Zu erledigende Aufgabe → Beginne bei der ersten Zeile der Einträge, höre nach der Zeile mit „candle-body (1127, 372, 1130, 381)“ auf und schreib diese Zeilen neu. Tausche dabei „screenshot“ gegen „image“ aus und lass alles andere unverändert.
****
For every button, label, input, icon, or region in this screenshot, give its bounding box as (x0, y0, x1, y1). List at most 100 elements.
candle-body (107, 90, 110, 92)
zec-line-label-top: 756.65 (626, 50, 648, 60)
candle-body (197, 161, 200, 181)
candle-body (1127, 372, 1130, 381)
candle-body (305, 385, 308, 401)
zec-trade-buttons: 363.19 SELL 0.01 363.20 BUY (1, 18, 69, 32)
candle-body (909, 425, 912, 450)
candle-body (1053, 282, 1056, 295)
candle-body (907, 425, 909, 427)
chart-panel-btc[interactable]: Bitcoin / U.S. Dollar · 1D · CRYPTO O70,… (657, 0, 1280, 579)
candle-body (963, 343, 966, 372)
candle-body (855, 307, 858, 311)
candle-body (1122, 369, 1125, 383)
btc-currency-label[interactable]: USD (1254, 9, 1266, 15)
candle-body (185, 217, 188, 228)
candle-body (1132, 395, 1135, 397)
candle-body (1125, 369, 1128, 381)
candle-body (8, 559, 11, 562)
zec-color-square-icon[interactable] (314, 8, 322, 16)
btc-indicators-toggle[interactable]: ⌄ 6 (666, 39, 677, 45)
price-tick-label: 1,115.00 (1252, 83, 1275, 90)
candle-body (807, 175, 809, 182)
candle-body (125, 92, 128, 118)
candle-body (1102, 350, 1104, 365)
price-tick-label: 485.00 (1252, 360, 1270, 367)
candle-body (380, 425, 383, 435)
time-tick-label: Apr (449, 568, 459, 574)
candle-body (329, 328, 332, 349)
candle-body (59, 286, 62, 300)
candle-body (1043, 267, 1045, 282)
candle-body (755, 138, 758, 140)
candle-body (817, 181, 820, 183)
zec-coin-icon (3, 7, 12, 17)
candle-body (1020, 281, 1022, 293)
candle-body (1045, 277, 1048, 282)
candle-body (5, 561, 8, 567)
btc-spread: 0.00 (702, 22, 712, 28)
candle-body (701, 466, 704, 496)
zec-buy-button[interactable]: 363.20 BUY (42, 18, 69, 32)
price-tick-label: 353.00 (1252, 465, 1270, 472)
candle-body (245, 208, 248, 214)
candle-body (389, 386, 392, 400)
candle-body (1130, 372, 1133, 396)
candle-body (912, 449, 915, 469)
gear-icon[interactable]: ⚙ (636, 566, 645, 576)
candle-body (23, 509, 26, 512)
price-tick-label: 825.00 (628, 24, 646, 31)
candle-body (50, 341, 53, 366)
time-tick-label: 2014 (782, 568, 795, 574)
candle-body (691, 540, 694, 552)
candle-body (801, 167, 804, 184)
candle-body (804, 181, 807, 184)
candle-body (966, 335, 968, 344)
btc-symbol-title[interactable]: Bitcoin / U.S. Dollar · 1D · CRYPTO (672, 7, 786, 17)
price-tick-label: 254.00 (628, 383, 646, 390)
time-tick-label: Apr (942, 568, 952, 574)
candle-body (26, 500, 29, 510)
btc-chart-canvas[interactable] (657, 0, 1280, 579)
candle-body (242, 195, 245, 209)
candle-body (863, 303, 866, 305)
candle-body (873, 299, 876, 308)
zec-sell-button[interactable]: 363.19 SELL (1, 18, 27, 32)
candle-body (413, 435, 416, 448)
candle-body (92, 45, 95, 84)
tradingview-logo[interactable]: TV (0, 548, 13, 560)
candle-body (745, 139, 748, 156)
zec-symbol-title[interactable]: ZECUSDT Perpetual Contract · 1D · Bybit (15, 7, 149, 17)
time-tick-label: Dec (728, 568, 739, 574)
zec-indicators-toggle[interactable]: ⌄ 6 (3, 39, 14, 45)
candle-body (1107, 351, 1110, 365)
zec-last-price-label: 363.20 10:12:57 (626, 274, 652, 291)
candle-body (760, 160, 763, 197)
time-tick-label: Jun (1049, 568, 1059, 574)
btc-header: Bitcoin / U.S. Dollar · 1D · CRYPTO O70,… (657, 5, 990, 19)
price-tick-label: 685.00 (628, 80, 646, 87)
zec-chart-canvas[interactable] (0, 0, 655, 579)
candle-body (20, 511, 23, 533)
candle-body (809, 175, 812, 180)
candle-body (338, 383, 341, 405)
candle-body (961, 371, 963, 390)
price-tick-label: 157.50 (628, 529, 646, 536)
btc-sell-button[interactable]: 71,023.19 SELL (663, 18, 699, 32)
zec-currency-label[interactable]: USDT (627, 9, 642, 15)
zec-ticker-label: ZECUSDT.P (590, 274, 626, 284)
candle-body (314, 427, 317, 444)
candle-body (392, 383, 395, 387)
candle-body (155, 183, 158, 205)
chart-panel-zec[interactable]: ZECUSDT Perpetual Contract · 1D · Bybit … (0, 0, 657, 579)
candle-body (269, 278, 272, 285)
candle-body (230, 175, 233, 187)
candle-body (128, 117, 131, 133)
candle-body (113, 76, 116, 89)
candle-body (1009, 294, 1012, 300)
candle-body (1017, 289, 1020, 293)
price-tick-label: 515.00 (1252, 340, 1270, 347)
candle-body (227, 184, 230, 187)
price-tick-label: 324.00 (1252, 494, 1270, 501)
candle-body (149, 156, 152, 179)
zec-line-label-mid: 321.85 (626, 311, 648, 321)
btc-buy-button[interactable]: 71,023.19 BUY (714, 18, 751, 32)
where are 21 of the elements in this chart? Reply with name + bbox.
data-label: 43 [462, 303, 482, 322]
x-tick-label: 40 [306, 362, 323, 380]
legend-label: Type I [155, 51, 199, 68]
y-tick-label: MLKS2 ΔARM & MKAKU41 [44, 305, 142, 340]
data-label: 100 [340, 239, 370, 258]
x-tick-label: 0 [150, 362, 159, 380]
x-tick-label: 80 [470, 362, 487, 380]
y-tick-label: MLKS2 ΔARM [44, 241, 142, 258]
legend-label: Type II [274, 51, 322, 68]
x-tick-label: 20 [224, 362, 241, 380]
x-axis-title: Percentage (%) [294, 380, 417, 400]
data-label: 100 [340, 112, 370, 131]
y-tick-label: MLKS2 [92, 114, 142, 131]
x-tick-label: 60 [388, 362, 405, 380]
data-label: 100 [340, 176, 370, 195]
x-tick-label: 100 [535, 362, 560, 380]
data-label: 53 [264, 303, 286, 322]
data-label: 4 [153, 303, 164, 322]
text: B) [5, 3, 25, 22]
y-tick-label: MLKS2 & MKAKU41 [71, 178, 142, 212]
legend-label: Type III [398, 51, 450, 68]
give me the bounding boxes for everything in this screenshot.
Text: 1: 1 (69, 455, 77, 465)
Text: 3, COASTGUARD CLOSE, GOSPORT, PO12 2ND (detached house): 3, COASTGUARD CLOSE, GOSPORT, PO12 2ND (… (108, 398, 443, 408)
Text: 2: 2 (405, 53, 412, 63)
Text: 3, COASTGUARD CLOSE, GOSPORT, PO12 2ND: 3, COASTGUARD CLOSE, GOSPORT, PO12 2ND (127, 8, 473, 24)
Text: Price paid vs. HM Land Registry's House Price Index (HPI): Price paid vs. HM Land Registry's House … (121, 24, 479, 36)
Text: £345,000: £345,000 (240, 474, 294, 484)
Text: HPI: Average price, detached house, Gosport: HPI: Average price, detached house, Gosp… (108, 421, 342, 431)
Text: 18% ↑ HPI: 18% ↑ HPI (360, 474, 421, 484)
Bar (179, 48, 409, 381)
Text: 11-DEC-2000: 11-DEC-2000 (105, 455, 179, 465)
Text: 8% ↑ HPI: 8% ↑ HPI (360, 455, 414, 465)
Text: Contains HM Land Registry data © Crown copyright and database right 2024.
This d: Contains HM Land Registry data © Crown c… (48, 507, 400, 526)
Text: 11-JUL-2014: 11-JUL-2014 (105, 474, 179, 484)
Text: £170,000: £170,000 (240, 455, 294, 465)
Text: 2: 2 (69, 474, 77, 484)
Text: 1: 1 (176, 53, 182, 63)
****
Lösung der Aufgabe →
For every button, label, input, icon, or region in this image, give its bounding box as (x0, y0, x1, y1). List at most 100 elements.
candle-body (107, 90, 110, 92)
zec-line-label-top: 756.65 (626, 50, 648, 60)
candle-body (197, 161, 200, 181)
candle-body (1127, 372, 1130, 381)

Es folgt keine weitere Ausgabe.